Exercise directions ▸
Every record should be written out exactly, with the pictures left out.

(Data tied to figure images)
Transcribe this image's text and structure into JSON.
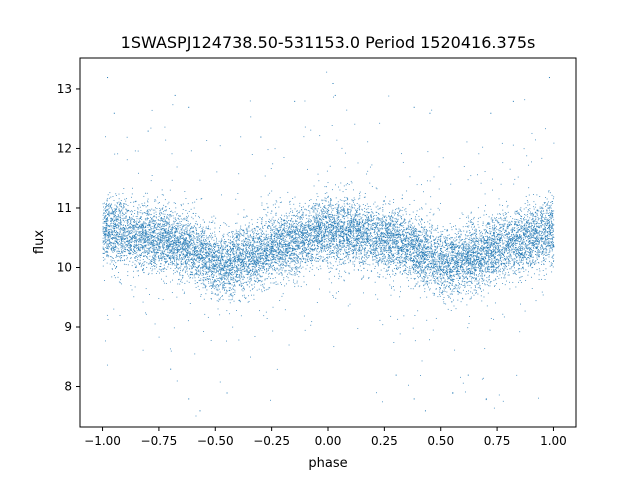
{
  "chart_data": {
    "type": "scatter",
    "title": "1SWASPJ124738.50-531153.0 Period 1520416.375s",
    "xlabel": "phase",
    "ylabel": "flux",
    "xlim": [
      -1.1,
      1.1
    ],
    "ylim": [
      7.32,
      13.52
    ],
    "xticks": [
      -1.0,
      -0.75,
      -0.5,
      -0.25,
      0.0,
      0.25,
      0.5,
      0.75,
      1.0
    ],
    "xtick_labels": [
      "−1.00",
      "−0.75",
      "−0.50",
      "−0.25",
      "0.00",
      "0.25",
      "0.50",
      "0.75",
      "1.00"
    ],
    "yticks": [
      8,
      9,
      10,
      11,
      12,
      13
    ],
    "ytick_labels": [
      "8",
      "9",
      "10",
      "11",
      "12",
      "13"
    ],
    "grid": false,
    "legend": "none",
    "point_color": "#1f77b4",
    "light_curve_profile": {
      "phase": [
        -1.0,
        -0.9,
        -0.8,
        -0.7,
        -0.6,
        -0.5,
        -0.45,
        -0.4,
        -0.3,
        -0.2,
        -0.1,
        0.0,
        0.1,
        0.2,
        0.3,
        0.4,
        0.5,
        0.55,
        0.6,
        0.7,
        0.8,
        0.9,
        1.0
      ],
      "median_flux": [
        10.65,
        10.6,
        10.5,
        10.45,
        10.3,
        10.1,
        10.05,
        10.15,
        10.25,
        10.4,
        10.5,
        10.65,
        10.6,
        10.5,
        10.45,
        10.3,
        10.1,
        10.05,
        10.15,
        10.25,
        10.4,
        10.5,
        10.65
      ],
      "scatter_half_width": 0.45
    },
    "outlier_points": [
      {
        "x": -0.98,
        "y": 13.2
      },
      {
        "x": -0.95,
        "y": 12.6
      },
      {
        "x": -0.68,
        "y": 12.9
      },
      {
        "x": -0.62,
        "y": 12.7
      },
      {
        "x": -0.62,
        "y": 7.8
      },
      {
        "x": -0.57,
        "y": 7.6
      },
      {
        "x": -0.45,
        "y": 7.9
      },
      {
        "x": -0.15,
        "y": 12.8
      },
      {
        "x": 0.02,
        "y": 13.1
      },
      {
        "x": 0.03,
        "y": 12.9
      },
      {
        "x": 0.38,
        "y": 12.7
      },
      {
        "x": 0.38,
        "y": 7.8
      },
      {
        "x": 0.43,
        "y": 7.6
      },
      {
        "x": 0.55,
        "y": 7.9
      },
      {
        "x": 0.72,
        "y": 12.6
      },
      {
        "x": 0.82,
        "y": 12.8
      },
      {
        "x": 0.98,
        "y": 13.2
      },
      {
        "x": 0.45,
        "y": 12.6
      },
      {
        "x": -0.3,
        "y": 12.2
      },
      {
        "x": 0.62,
        "y": 8.2
      },
      {
        "x": -0.7,
        "y": 8.3
      },
      {
        "x": 0.3,
        "y": 8.2
      },
      {
        "x": 0.7,
        "y": 7.8
      },
      {
        "x": -0.8,
        "y": 12.3
      }
    ],
    "background_point_count": 14000
  }
}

Output of the task ▸
Transcribe this image's text and structure into JSON.
{
  "chart_data": {
    "type": "scatter",
    "title": "1SWASPJ124738.50-531153.0 Period 1520416.375s",
    "xlabel": "phase",
    "ylabel": "flux",
    "xlim": [
      -1.1,
      1.1
    ],
    "ylim": [
      7.32,
      13.52
    ],
    "xticks": [
      -1.0,
      -0.75,
      -0.5,
      -0.25,
      0.0,
      0.25,
      0.5,
      0.75,
      1.0
    ],
    "xtick_labels": [
      "−1.00",
      "−0.75",
      "−0.50",
      "−0.25",
      "0.00",
      "0.25",
      "0.50",
      "0.75",
      "1.00"
    ],
    "yticks": [
      8,
      9,
      10,
      11,
      12,
      13
    ],
    "ytick_labels": [
      "8",
      "9",
      "10",
      "11",
      "12",
      "13"
    ],
    "grid": false,
    "legend": "none",
    "point_color": "#1f77b4",
    "light_curve_profile": {
      "phase": [
        -1.0,
        -0.9,
        -0.8,
        -0.7,
        -0.6,
        -0.5,
        -0.45,
        -0.4,
        -0.3,
        -0.2,
        -0.1,
        0.0,
        0.1,
        0.2,
        0.3,
        0.4,
        0.5,
        0.55,
        0.6,
        0.7,
        0.8,
        0.9,
        1.0
      ],
      "median_flux": [
        10.65,
        10.6,
        10.5,
        10.45,
        10.3,
        10.1,
        10.05,
        10.15,
        10.25,
        10.4,
        10.5,
        10.65,
        10.6,
        10.5,
        10.45,
        10.3,
        10.1,
        10.05,
        10.15,
        10.25,
        10.4,
        10.5,
        10.65
      ],
      "scatter_half_width": 0.45
    },
    "outlier_points": [
      {
        "x": -0.98,
        "y": 13.2
      },
      {
        "x": -0.95,
        "y": 12.6
      },
      {
        "x": -0.68,
        "y": 12.9
      },
      {
        "x": -0.62,
        "y": 12.7
      },
      {
        "x": -0.62,
        "y": 7.8
      },
      {
        "x": -0.57,
        "y": 7.6
      },
      {
        "x": -0.45,
        "y": 7.9
      },
      {
        "x": -0.15,
        "y": 12.8
      },
      {
        "x": 0.02,
        "y": 13.1
      },
      {
        "x": 0.03,
        "y": 12.9
      },
      {
        "x": 0.38,
        "y": 12.7
      },
      {
        "x": 0.38,
        "y": 7.8
      },
      {
        "x": 0.43,
        "y": 7.6
      },
      {
        "x": 0.55,
        "y": 7.9
      },
      {
        "x": 0.72,
        "y": 12.6
      },
      {
        "x": 0.82,
        "y": 12.8
      },
      {
        "x": 0.98,
        "y": 13.2
      },
      {
        "x": 0.45,
        "y": 12.6
      },
      {
        "x": -0.3,
        "y": 12.2
      },
      {
        "x": 0.62,
        "y": 8.2
      },
      {
        "x": -0.7,
        "y": 8.3
      },
      {
        "x": 0.3,
        "y": 8.2
      },
      {
        "x": 0.7,
        "y": 7.8
      },
      {
        "x": -0.8,
        "y": 12.3
      }
    ],
    "background_point_count": 14000
  }
}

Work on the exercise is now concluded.